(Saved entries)
## START

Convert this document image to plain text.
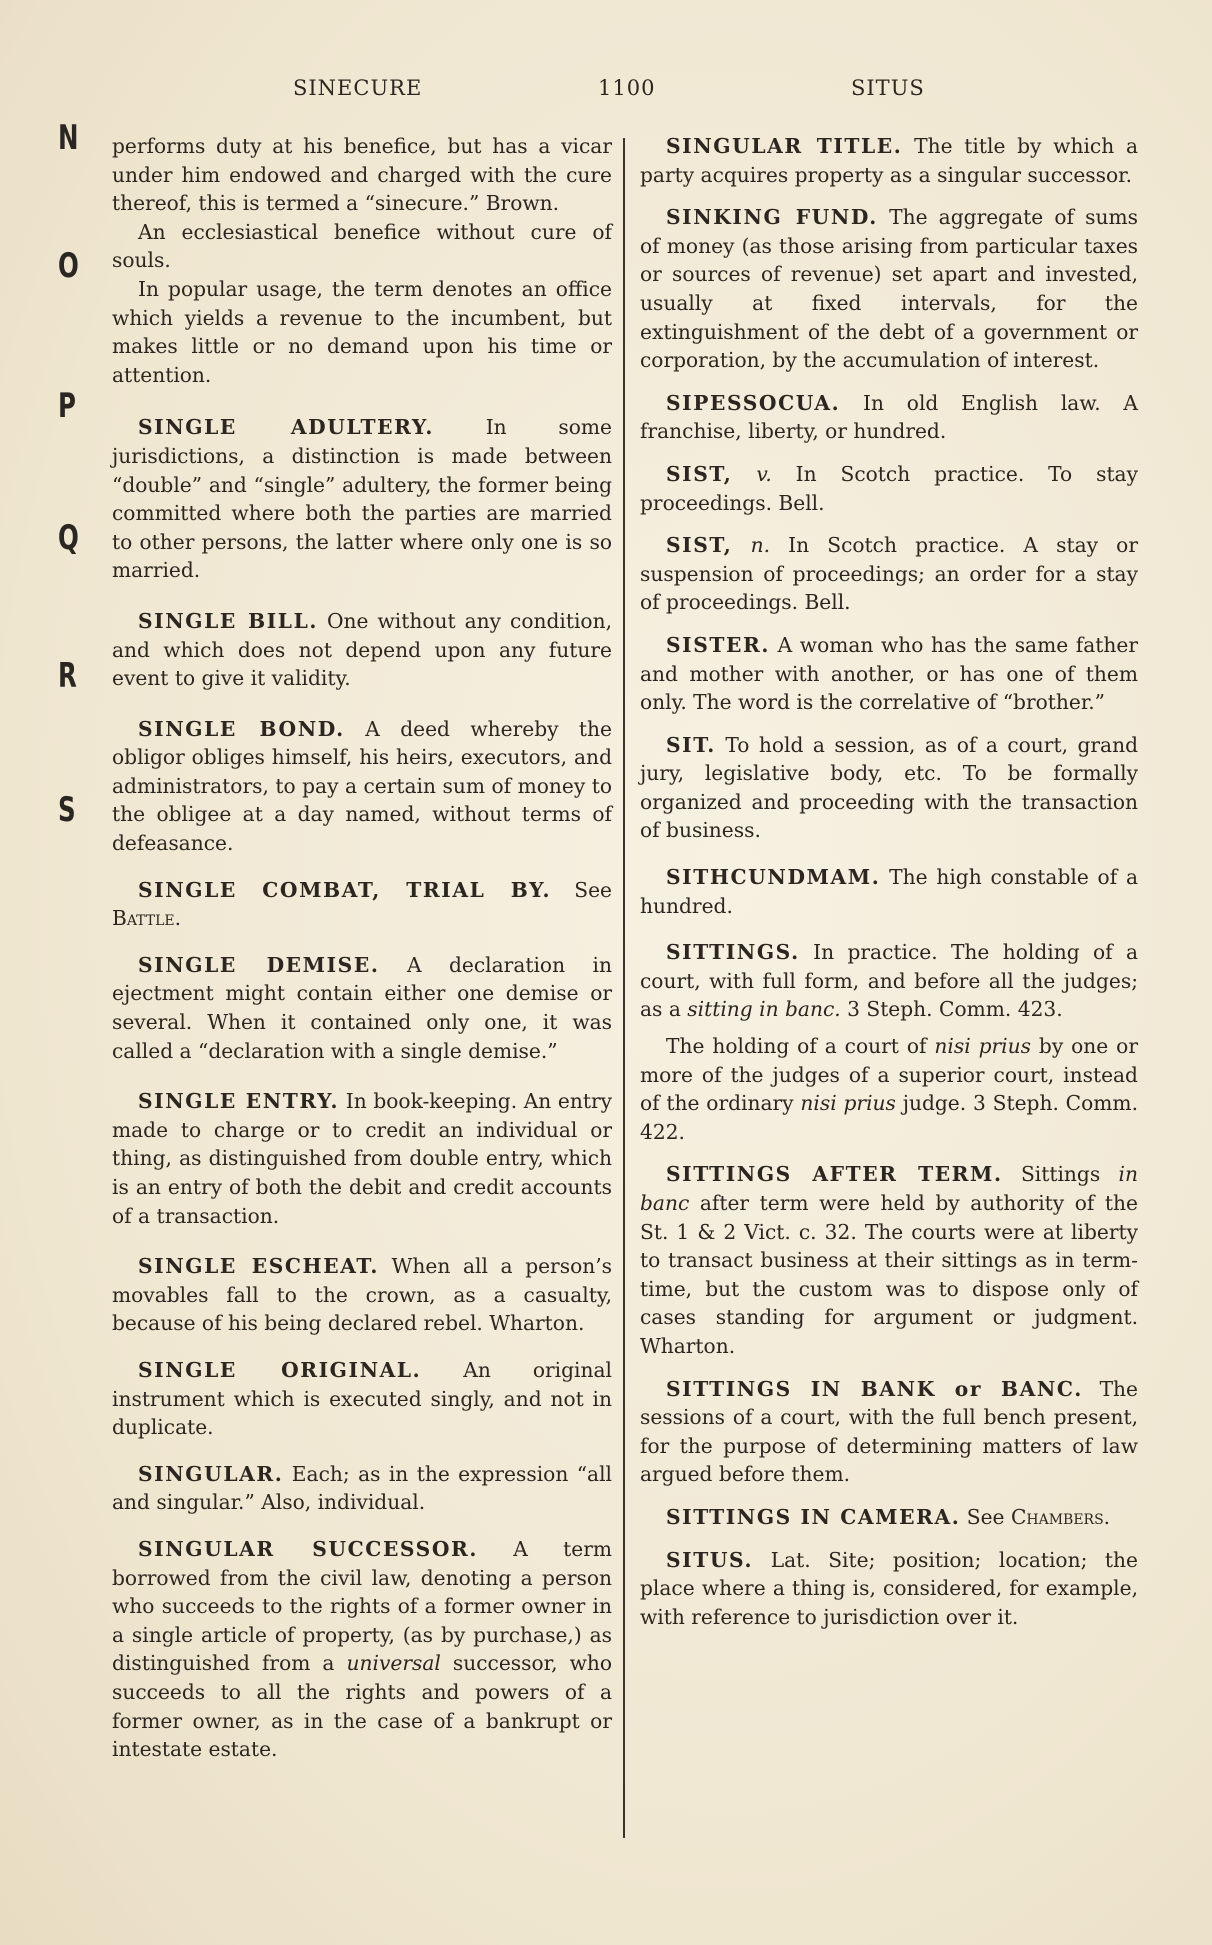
SINECURE	1100	SITUS
N
O
P
Q
R
S

performs duty at his benefice, but has a vicar under him endowed and charged with the cure thereof, this is termed a “sinecure.” Brown.

An ecclesiastical benefice without cure of souls.

In popular usage, the term denotes an office which yields a revenue to the incumbent, but makes little or no demand upon his time or attention.

SINGLE ADULTERY.	In some jurisdictions, a distinction is made between “double” and “single” adultery, the former being committed where both the parties are married to other persons, the latter where only one is so married.

SINGLE BILL. One without any condition, and which does not depend upon any future event to give it validity.

SINGLE BOND. A deed whereby the obligor obliges himself, his heirs, executors, and administrators, to pay a certain sum of money to the obligee at a day named, without terms of defeasance.

SINGLE COMBAT, TRIAL BY. See Battle.

SINGLE DEMISE. A declaration in ejectment might contain either one demise or several. When it contained only one, it was called a “declaration with a single demise.”

SINGLE ENTRY. In book-keeping. An entry made to charge or to credit an individual or thing, as distinguished from double entry, which is an entry of both the debit and credit accounts of a transaction.

SINGLE ESCHEAT. When all a person’s movables fall to the crown, as a casualty, because of his being declared rebel. Wharton.

SINGLE ORIGINAL. An original instrument which is executed singly, and not in duplicate.

SINGULAR. Each; as in the expression “all and singular.” Also, individual.

SINGULAR SUCCESSOR. A term borrowed from the civil law, denoting a person who succeeds to the rights of a former owner in a single article of property, (as by purchase,) as distinguished from a universal successor, who succeeds to all the rights and powers of a former owner, as in the case of a bankrupt or intestate estate.

SINGULAR TITLE. The title by which a party acquires property as a singular successor.

SINKING FUND. The aggregate of sums of money (as those arising from particular taxes or sources of revenue) set apart and invested, usually at fixed intervals, for the extinguishment of the debt of a government or corporation, by the accumulation of interest.

SIPESSOCUA. In old English law. A franchise, liberty, or hundred.

SIST, v. In Scotch practice. To stay proceedings. Bell.

SIST, n. In Scotch practice. A stay or suspension of proceedings; an order for a stay of proceedings. Bell.

SISTER. A woman who has the same father and mother with another, or has one of them only. The word is the correlative of “brother.”

SIT. To hold a session, as of a court, grand jury, legislative body, etc. To be formally organized and proceeding with the transaction of business.

SITHCUNDMAM. The high constable of a hundred.

SITTINGS. In practice. The holding of a court, with full form, and before all the judges; as a sitting in banc. 3 Steph. Comm. 423.

The holding of a court of nisi prius by one or more of the judges of a superior court, instead of the ordinary nisi prius judge. 3 Steph. Comm. 422.

SITTINGS AFTER TERM. Sittings in banc after term were held by authority of the St. 1 & 2 Vict. c. 32. The courts were at liberty to transact business at their sittings as in term-time, but the custom was to dispose only of cases standing for argument or judgment. Wharton.

SITTINGS IN BANK or BANC. The sessions of a court, with the full bench present, for the purpose of determining matters of law argued before them.

SITTINGS IN CAMERA. See Chambers.

SITUS. Lat. Site; position; location; the place where a thing is, considered, for example, with reference to jurisdiction over it.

## END

All of the lines above should be retyped precisely, apart from the pictures.

▶ [Exercise answer]
Convert this document image to plain text.
SINECURE	1100	SITUS
N
O
P
Q
R
S

performs duty at his benefice, but has a vicar under him endowed and charged with the cure thereof, this is termed a “sinecure.” Brown.

An ecclesiastical benefice without cure of souls.

In popular usage, the term denotes an office which yields a revenue to the incumbent, but makes little or no demand upon his time or attention.

SINGLE ADULTERY.	In some jurisdictions, a distinction is made between “double” and “single” adultery, the former being committed where both the parties are married to other persons, the latter where only one is so married.

SINGLE BILL. One without any condition, and which does not depend upon any future event to give it validity.

SINGLE BOND. A deed whereby the obligor obliges himself, his heirs, executors, and administrators, to pay a certain sum of money to the obligee at a day named, without terms of defeasance.

SINGLE COMBAT, TRIAL BY. See Battle.

SINGLE DEMISE. A declaration in ejectment might contain either one demise or several. When it contained only one, it was called a “declaration with a single demise.”

SINGLE ENTRY. In book-keeping. An entry made to charge or to credit an individual or thing, as distinguished from double entry, which is an entry of both the debit and credit accounts of a transaction.

SINGLE ESCHEAT. When all a person’s movables fall to the crown, as a casualty, because of his being declared rebel. Wharton.

SINGLE ORIGINAL. An original instrument which is executed singly, and not in duplicate.

SINGULAR. Each; as in the expression “all and singular.” Also, individual.

SINGULAR SUCCESSOR. A term borrowed from the civil law, denoting a person who succeeds to the rights of a former owner in a single article of property, (as by purchase,) as distinguished from a universal successor, who succeeds to all the rights and powers of a former owner, as in the case of a bankrupt or intestate estate.

SINGULAR TITLE. The title by which a party acquires property as a singular successor.

SINKING FUND. The aggregate of sums of money (as those arising from particular taxes or sources of revenue) set apart and invested, usually at fixed intervals, for the extinguishment of the debt of a government or corporation, by the accumulation of interest.

SIPESSOCUA. In old English law. A franchise, liberty, or hundred.

SIST, v. In Scotch practice. To stay proceedings. Bell.

SIST, n. In Scotch practice. A stay or suspension of proceedings; an order for a stay of proceedings. Bell.

SISTER. A woman who has the same father and mother with another, or has one of them only. The word is the correlative of “brother.”

SIT. To hold a session, as of a court, grand jury, legislative body, etc. To be formally organized and proceeding with the transaction of business.

SITHCUNDMAM. The high constable of a hundred.

SITTINGS. In practice. The holding of a court, with full form, and before all the judges; as a sitting in banc. 3 Steph. Comm. 423.

The holding of a court of nisi prius by one or more of the judges of a superior court, instead of the ordinary nisi prius judge. 3 Steph. Comm. 422.

SITTINGS AFTER TERM. Sittings in banc after term were held by authority of the St. 1 & 2 Vict. c. 32. The courts were at liberty to transact business at their sittings as in term-time, but the custom was to dispose only of cases standing for argument or judgment. Wharton.

SITTINGS IN BANK or BANC. The sessions of a court, with the full bench present, for the purpose of determining matters of law argued before them.

SITTINGS IN CAMERA. See Chambers.

SITUS. Lat. Site; position; location; the place where a thing is, considered, for example, with reference to jurisdiction over it.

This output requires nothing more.